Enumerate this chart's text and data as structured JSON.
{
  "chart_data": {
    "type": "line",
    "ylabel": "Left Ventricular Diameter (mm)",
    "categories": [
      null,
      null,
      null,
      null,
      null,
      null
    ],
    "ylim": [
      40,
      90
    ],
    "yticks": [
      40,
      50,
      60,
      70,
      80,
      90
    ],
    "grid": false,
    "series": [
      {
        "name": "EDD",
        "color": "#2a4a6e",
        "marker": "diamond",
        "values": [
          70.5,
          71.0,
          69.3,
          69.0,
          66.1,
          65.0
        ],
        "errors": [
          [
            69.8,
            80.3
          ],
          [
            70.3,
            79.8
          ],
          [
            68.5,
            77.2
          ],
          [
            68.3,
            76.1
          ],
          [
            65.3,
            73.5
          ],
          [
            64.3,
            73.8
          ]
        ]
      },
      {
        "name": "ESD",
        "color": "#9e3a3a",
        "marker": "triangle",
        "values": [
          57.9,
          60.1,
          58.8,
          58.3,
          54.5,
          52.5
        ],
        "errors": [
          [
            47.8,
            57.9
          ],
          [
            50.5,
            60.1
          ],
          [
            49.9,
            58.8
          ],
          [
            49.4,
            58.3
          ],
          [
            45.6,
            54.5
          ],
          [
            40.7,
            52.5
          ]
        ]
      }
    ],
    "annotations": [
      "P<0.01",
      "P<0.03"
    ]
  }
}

++++++

EXERCISE: From the records above, please extract every line and repeat it exactly.

OUTPUT BELOW:
Enumerate this chart's text and data as structured JSON.
{
  "chart_data": {
    "type": "line",
    "ylabel": "Left Ventricular Diameter (mm)",
    "categories": [
      null,
      null,
      null,
      null,
      null,
      null
    ],
    "ylim": [
      40,
      90
    ],
    "yticks": [
      40,
      50,
      60,
      70,
      80,
      90
    ],
    "grid": false,
    "series": [
      {
        "name": "EDD",
        "color": "#2a4a6e",
        "marker": "diamond",
        "values": [
          70.5,
          71.0,
          69.3,
          69.0,
          66.1,
          65.0
        ],
        "errors": [
          [
            69.8,
            80.3
          ],
          [
            70.3,
            79.8
          ],
          [
            68.5,
            77.2
          ],
          [
            68.3,
            76.1
          ],
          [
            65.3,
            73.5
          ],
          [
            64.3,
            73.8
          ]
        ]
      },
      {
        "name": "ESD",
        "color": "#9e3a3a",
        "marker": "triangle",
        "values": [
          57.9,
          60.1,
          58.8,
          58.3,
          54.5,
          52.5
        ],
        "errors": [
          [
            47.8,
            57.9
          ],
          [
            50.5,
            60.1
          ],
          [
            49.9,
            58.8
          ],
          [
            49.4,
            58.3
          ],
          [
            45.6,
            54.5
          ],
          [
            40.7,
            52.5
          ]
        ]
      }
    ],
    "annotations": [
      "P<0.01",
      "P<0.03"
    ]
  }
}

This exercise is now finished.